## YOUR OBJECTIVE:
List the lines of this listing that hold the word "Number".

[start of RECORD LIST]

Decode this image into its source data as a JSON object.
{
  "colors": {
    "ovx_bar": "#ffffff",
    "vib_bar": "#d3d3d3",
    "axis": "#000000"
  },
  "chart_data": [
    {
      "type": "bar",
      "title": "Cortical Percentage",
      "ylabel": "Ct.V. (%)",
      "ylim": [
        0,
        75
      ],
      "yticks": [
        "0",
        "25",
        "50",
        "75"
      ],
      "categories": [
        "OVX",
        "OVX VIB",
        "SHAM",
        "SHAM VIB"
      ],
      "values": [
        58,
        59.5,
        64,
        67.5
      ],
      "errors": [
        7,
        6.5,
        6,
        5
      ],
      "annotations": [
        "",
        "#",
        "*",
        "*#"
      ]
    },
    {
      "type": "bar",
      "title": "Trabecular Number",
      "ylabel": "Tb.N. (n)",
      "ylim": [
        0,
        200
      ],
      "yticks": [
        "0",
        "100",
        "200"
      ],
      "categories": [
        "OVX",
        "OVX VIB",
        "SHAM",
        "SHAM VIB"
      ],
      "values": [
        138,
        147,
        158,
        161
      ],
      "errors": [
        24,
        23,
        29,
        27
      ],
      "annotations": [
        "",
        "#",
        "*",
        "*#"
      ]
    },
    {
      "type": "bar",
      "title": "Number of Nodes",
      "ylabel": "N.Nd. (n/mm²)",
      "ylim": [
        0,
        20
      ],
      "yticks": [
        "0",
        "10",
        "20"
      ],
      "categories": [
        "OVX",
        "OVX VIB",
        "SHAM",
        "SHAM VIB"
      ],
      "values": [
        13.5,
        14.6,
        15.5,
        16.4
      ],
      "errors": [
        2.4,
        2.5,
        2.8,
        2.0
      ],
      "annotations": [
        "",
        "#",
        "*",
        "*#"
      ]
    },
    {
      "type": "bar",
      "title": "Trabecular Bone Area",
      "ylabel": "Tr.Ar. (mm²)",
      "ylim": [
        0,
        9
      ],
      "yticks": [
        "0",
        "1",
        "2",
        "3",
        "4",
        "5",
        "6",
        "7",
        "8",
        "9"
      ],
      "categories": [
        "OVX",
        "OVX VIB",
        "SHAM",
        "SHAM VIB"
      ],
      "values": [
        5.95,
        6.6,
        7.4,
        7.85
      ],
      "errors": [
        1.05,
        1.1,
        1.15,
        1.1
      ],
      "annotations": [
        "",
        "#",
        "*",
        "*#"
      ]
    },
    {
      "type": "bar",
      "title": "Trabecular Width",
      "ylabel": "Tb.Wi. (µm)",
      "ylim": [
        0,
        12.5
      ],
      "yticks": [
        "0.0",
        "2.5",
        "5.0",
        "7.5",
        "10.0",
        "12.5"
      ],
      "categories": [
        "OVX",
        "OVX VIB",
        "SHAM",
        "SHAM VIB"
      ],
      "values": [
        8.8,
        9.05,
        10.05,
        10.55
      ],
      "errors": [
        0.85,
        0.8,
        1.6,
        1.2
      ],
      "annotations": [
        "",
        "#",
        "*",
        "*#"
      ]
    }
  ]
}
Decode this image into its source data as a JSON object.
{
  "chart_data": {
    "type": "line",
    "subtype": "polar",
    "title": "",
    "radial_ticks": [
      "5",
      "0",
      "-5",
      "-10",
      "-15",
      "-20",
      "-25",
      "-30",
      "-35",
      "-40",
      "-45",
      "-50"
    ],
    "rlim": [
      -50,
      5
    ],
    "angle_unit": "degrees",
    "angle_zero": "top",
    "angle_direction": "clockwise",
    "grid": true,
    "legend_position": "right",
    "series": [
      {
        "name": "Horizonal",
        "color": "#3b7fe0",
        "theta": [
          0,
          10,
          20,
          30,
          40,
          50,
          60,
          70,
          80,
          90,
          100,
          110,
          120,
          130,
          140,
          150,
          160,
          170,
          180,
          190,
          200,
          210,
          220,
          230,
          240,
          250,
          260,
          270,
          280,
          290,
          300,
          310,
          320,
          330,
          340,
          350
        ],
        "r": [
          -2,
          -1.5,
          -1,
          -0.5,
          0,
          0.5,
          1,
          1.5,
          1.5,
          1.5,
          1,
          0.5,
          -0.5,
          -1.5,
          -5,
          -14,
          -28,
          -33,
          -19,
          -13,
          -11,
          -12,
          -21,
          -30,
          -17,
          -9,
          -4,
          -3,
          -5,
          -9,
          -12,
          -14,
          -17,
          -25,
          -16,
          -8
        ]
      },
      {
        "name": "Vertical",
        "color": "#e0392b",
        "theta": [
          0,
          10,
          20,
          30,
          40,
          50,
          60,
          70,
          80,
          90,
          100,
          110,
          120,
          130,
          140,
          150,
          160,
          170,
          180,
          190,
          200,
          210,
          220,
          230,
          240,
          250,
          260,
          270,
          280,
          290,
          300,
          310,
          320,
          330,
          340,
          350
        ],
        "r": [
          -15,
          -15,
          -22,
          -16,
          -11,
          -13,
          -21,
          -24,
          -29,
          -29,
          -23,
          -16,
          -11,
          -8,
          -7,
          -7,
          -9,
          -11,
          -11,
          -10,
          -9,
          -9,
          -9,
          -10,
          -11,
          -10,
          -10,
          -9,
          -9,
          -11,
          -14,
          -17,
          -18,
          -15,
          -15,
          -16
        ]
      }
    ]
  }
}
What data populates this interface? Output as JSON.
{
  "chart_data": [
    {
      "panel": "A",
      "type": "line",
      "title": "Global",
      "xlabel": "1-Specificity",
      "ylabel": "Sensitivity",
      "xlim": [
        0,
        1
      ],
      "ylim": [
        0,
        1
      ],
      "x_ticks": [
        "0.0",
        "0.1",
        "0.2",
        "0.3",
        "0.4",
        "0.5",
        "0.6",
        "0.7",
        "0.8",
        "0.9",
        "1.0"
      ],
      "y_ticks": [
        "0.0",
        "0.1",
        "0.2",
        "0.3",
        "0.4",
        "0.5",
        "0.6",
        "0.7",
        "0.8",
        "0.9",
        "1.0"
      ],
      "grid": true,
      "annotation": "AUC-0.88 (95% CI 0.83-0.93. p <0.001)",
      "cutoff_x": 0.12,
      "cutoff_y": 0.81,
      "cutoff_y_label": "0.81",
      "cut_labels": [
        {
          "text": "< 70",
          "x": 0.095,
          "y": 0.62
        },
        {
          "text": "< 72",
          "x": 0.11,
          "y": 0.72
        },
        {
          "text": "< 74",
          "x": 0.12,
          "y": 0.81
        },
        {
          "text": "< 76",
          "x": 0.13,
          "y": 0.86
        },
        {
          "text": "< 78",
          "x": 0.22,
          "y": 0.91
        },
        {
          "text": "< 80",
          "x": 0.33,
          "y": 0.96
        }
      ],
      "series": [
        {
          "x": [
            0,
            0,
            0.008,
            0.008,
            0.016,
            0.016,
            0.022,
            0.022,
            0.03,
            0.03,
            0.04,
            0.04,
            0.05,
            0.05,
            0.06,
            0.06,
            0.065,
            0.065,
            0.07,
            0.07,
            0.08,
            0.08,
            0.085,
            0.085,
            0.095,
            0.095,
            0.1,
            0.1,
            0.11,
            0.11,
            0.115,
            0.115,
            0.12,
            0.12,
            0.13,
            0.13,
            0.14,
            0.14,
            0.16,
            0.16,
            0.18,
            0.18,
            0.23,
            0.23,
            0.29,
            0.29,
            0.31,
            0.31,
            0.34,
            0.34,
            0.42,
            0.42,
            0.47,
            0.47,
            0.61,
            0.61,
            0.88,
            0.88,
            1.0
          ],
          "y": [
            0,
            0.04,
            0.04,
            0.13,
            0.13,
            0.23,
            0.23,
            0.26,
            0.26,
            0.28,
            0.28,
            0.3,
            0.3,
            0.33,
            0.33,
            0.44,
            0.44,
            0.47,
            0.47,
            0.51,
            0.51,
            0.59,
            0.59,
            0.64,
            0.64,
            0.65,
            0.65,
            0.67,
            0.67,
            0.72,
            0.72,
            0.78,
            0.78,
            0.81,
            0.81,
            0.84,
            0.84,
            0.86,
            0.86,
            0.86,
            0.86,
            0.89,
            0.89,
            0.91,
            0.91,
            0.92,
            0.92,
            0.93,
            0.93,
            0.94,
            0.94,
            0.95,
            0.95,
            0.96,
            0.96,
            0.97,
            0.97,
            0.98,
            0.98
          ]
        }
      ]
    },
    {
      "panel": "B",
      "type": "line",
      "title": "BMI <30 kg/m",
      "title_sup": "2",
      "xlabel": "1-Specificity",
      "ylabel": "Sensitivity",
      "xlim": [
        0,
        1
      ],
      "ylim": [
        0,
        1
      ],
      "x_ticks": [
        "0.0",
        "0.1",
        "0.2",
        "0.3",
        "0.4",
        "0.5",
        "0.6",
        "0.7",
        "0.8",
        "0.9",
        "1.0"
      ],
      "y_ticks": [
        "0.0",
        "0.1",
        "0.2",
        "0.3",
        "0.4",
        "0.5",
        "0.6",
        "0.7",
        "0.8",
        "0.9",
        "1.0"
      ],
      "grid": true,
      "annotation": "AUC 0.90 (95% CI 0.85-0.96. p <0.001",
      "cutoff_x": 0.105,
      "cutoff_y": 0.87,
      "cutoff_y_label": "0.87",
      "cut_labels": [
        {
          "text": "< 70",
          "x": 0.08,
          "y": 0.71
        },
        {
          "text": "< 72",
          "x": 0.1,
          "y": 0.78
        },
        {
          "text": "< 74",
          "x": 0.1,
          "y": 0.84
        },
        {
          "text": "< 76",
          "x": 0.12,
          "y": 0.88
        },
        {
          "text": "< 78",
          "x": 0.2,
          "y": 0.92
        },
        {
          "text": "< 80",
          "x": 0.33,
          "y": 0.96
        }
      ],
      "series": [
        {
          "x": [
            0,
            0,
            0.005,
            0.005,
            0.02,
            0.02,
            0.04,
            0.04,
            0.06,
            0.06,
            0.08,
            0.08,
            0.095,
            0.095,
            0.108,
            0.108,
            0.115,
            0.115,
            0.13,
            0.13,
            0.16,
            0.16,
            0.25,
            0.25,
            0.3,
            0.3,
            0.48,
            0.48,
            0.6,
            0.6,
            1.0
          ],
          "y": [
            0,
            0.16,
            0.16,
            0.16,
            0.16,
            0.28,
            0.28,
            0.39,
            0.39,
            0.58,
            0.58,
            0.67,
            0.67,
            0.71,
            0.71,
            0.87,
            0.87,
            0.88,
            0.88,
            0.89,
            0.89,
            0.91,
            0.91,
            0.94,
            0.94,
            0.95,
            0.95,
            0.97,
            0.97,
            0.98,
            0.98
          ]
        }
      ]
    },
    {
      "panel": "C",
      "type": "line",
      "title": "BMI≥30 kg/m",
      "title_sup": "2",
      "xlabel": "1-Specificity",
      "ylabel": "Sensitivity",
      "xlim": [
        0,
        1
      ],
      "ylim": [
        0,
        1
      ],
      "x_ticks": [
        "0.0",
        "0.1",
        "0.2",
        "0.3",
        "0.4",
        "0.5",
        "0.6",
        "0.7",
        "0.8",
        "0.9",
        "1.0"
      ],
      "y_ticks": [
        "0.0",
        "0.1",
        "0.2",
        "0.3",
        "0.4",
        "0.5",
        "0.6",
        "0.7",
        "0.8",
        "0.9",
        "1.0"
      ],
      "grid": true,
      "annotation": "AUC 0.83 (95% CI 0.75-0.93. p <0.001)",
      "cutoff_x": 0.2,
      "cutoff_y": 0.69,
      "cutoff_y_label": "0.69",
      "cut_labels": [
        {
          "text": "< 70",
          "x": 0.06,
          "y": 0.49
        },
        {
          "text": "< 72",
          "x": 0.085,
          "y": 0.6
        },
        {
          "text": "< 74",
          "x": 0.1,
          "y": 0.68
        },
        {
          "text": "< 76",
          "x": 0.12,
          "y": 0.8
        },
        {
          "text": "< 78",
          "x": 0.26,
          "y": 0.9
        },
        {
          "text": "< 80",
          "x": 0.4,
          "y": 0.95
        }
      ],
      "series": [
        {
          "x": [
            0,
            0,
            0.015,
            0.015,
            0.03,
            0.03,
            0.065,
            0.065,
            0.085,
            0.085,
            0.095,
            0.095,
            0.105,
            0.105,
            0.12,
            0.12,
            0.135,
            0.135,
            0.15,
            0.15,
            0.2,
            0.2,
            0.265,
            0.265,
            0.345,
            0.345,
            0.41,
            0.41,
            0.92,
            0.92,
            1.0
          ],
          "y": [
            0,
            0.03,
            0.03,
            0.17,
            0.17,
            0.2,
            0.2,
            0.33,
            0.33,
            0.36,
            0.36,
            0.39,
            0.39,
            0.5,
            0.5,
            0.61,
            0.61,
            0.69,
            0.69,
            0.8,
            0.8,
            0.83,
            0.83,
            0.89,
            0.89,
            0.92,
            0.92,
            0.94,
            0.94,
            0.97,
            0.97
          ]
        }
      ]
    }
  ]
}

[end of RECORD LIST]

## RESPONSE TO THIS TASK:
      "title": "Trabecular Number",
      "title": "Number of Nodes",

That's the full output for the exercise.